# Task objective
Output the full listing below exactly, without the pictures.
::::::::::
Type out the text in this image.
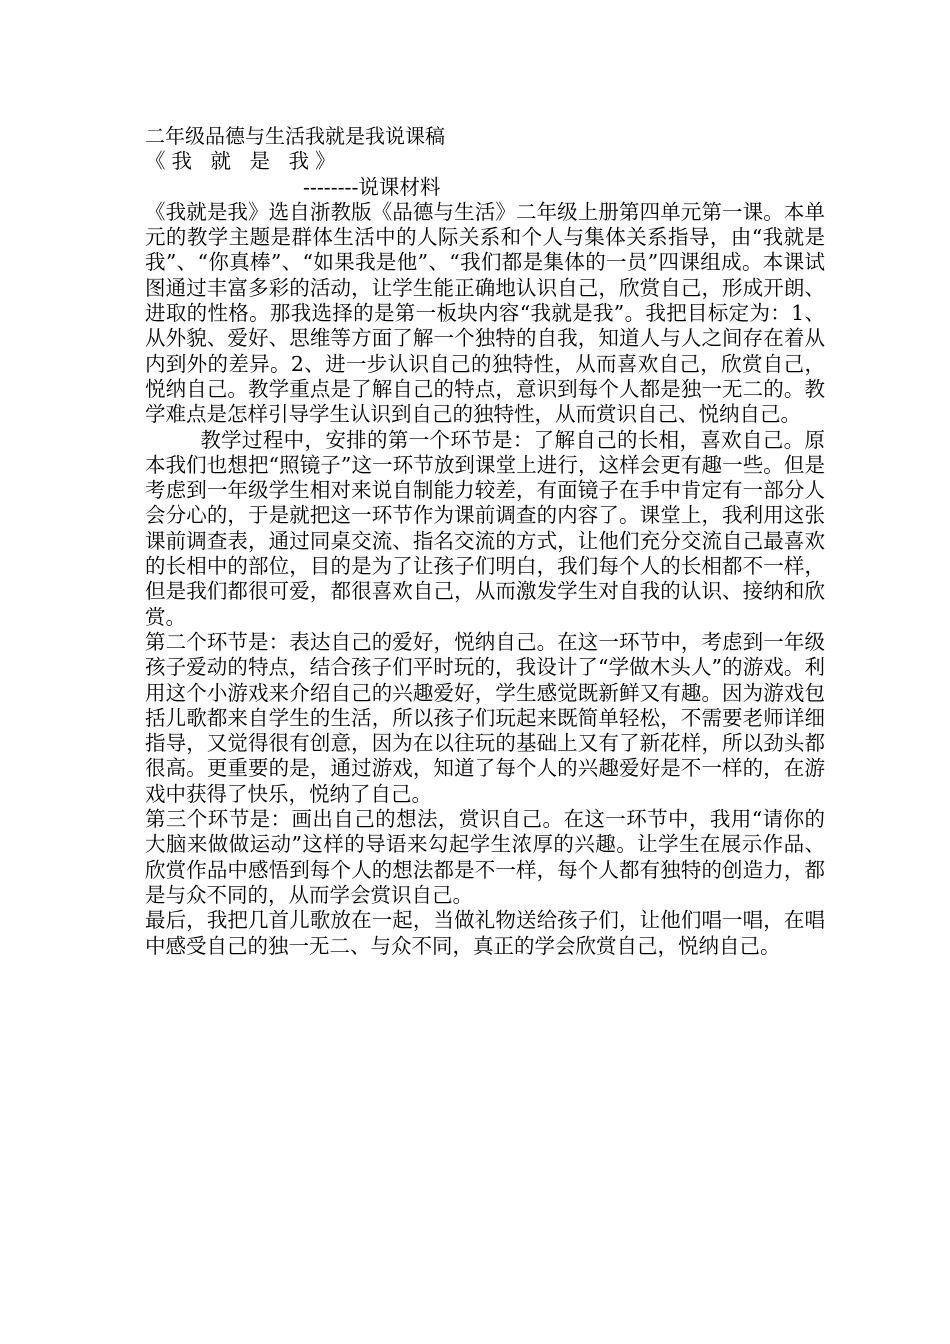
二年级品德与生活我就是我说课稿
《我 就 是 我》
--------说课材料

《我就是我》选自浙教版《品德与生活》二年级上册第四单元第一课。本单元的教学主题是群体生活中的人际关系和个人与集体关系指导，由“我就是我”、“你真棒”、“如果我是他”、“我们都是集体的一员”四课组成。本课试图通过丰富多彩的活动，让学生能正确地认识自己，欣赏自己，形成开朗、进取的性格。那我选择的是第一板块内容“我就是我”。我把目标定为：1、从外貌、爱好、思维等方面了解一个独特的自我，知道人与人之间存在着从内到外的差异。2、进一步认识自己的独特性，从而喜欢自己，欣赏自己，悦纳自己。教学重点是了解自己的特点，意识到每个人都是独一无二的。教学难点是怎样引导学生认识到自己的独特性，从而赏识自己、悦纳自己。

教学过程中，安排的第一个环节是：了解自己的长相，喜欢自己。原本我们也想把“照镜子”这一环节放到课堂上进行，这样会更有趣一些。但是考虑到一年级学生相对来说自制能力较差，有面镜子在手中肯定有一部分人会分心的，于是就把这一环节作为课前调查的内容了。课堂上，我利用这张课前调查表，通过同桌交流、指名交流的方式，让他们充分交流自己最喜欢的长相中的部位，目的是为了让孩子们明白，我们每个人的长相都不一样，但是我们都很可爱，都很喜欢自己，从而激发学生对自我的认识、接纳和欣赏。

第二个环节是：表达自己的爱好，悦纳自己。在这一环节中，考虑到一年级孩子爱动的特点，结合孩子们平时玩的，我设计了“学做木头人”的游戏。利用这个小游戏来介绍自己的兴趣爱好，学生感觉既新鲜又有趣。因为游戏包括儿歌都来自学生的生活，所以孩子们玩起来既简单轻松，不需要老师详细指导，又觉得很有创意，因为在以往玩的基础上又有了新花样，所以劲头都很高。更重要的是，通过游戏，知道了每个人的兴趣爱好是不一样的，在游戏中获得了快乐，悦纳了自己。

第三个环节是：画出自己的想法，赏识自己。在这一环节中，我用“请你的大脑来做做运动”这样的导语来勾起学生浓厚的兴趣。让学生在展示作品、欣赏作品中感悟到每个人的想法都是不一样，每个人都有独特的创造力，都是与众不同的，从而学会赏识自己。

最后，我把几首儿歌放在一起，当做礼物送给孩子们，让他们唱一唱，在唱中感受自己的独一无二、与众不同，真正的学会欣赏自己，悦纳自己。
::::::::::
# Final result
Type out the text in this image.
二年级品德与生活我就是我说课稿
《我 就 是 我》
--------说课材料

《我就是我》选自浙教版《品德与生活》二年级上册第四单元第一课。本单元的教学主题是群体生活中的人际关系和个人与集体关系指导，由“我就是我”、“你真棒”、“如果我是他”、“我们都是集体的一员”四课组成。本课试图通过丰富多彩的活动，让学生能正确地认识自己，欣赏自己，形成开朗、进取的性格。那我选择的是第一板块内容“我就是我”。我把目标定为：1、从外貌、爱好、思维等方面了解一个独特的自我，知道人与人之间存在着从内到外的差异。2、进一步认识自己的独特性，从而喜欢自己，欣赏自己，悦纳自己。教学重点是了解自己的特点，意识到每个人都是独一无二的。教学难点是怎样引导学生认识到自己的独特性，从而赏识自己、悦纳自己。

教学过程中，安排的第一个环节是：了解自己的长相，喜欢自己。原本我们也想把“照镜子”这一环节放到课堂上进行，这样会更有趣一些。但是考虑到一年级学生相对来说自制能力较差，有面镜子在手中肯定有一部分人会分心的，于是就把这一环节作为课前调查的内容了。课堂上，我利用这张课前调查表，通过同桌交流、指名交流的方式，让他们充分交流自己最喜欢的长相中的部位，目的是为了让孩子们明白，我们每个人的长相都不一样，但是我们都很可爱，都很喜欢自己，从而激发学生对自我的认识、接纳和欣赏。

第二个环节是：表达自己的爱好，悦纳自己。在这一环节中，考虑到一年级孩子爱动的特点，结合孩子们平时玩的，我设计了“学做木头人”的游戏。利用这个小游戏来介绍自己的兴趣爱好，学生感觉既新鲜又有趣。因为游戏包括儿歌都来自学生的生活，所以孩子们玩起来既简单轻松，不需要老师详细指导，又觉得很有创意，因为在以往玩的基础上又有了新花样，所以劲头都很高。更重要的是，通过游戏，知道了每个人的兴趣爱好是不一样的，在游戏中获得了快乐，悦纳了自己。

第三个环节是：画出自己的想法，赏识自己。在这一环节中，我用“请你的大脑来做做运动”这样的导语来勾起学生浓厚的兴趣。让学生在展示作品、欣赏作品中感悟到每个人的想法都是不一样，每个人都有独特的创造力，都是与众不同的，从而学会赏识自己。

最后，我把几首儿歌放在一起，当做礼物送给孩子们，让他们唱一唱，在唱中感受自己的独一无二、与众不同，真正的学会欣赏自己，悦纳自己。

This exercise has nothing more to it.